**Data records**
>> Start

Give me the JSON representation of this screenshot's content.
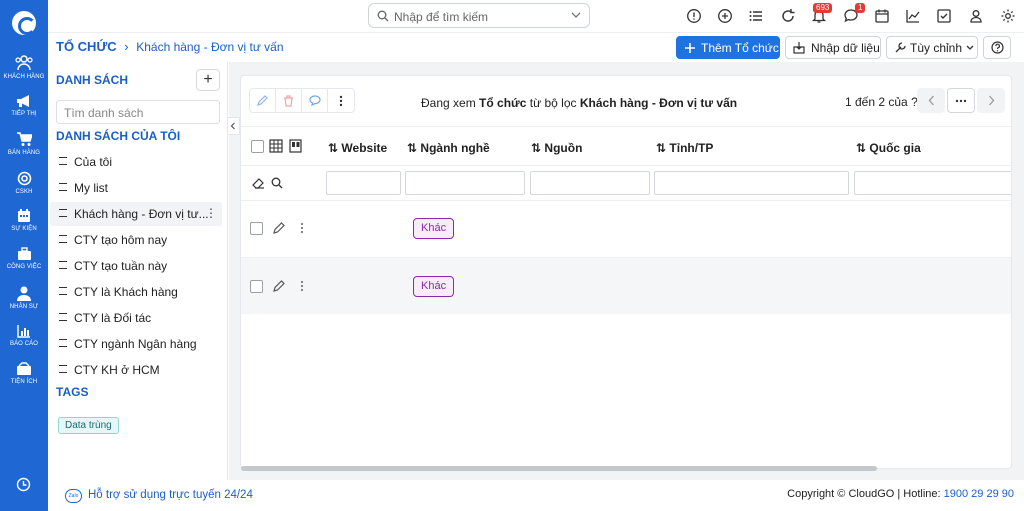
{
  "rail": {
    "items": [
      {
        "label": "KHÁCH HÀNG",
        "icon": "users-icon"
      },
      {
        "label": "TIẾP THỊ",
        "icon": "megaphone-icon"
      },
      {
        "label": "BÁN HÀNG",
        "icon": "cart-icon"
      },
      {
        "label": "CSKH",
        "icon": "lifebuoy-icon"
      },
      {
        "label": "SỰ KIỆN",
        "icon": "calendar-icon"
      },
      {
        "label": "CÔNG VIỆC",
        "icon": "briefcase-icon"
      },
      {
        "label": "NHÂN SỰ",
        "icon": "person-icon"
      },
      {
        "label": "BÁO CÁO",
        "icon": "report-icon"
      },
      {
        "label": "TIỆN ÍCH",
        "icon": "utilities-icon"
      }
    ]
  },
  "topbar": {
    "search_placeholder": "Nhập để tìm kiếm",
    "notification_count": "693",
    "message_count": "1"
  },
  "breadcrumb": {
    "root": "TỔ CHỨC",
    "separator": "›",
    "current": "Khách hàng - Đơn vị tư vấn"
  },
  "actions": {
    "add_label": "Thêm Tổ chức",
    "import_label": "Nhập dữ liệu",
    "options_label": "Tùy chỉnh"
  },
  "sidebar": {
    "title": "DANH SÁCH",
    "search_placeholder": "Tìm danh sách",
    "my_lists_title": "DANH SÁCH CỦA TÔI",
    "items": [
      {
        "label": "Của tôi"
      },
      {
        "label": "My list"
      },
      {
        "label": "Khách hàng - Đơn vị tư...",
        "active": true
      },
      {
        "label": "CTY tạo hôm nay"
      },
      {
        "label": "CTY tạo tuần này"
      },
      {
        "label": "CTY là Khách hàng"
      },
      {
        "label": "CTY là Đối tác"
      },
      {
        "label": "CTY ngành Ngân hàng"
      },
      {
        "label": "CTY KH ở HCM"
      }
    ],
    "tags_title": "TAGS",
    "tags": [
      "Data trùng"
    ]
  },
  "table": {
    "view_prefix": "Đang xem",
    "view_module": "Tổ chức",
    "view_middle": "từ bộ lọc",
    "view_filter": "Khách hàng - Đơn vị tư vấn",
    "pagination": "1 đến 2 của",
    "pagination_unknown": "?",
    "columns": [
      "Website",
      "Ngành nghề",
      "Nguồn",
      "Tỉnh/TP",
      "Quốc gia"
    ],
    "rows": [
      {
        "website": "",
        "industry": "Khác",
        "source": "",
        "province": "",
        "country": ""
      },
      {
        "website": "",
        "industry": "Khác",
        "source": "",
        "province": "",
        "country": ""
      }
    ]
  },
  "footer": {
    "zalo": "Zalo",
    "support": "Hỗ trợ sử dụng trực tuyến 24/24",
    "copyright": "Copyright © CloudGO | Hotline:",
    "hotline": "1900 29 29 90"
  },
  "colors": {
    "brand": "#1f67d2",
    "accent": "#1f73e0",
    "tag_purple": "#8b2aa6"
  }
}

>> End

**What you have to do**
Select every line of the records holding the string "icon".

**Completed task**
        "icon": "users-icon"
        "icon": "megaphone-icon"
        "icon": "cart-icon"
        "icon": "lifebuoy-icon"
        "icon": "calendar-icon"
        "icon": "briefcase-icon"
        "icon": "person-icon"
        "icon": "report-icon"
        "icon": "utilities-icon"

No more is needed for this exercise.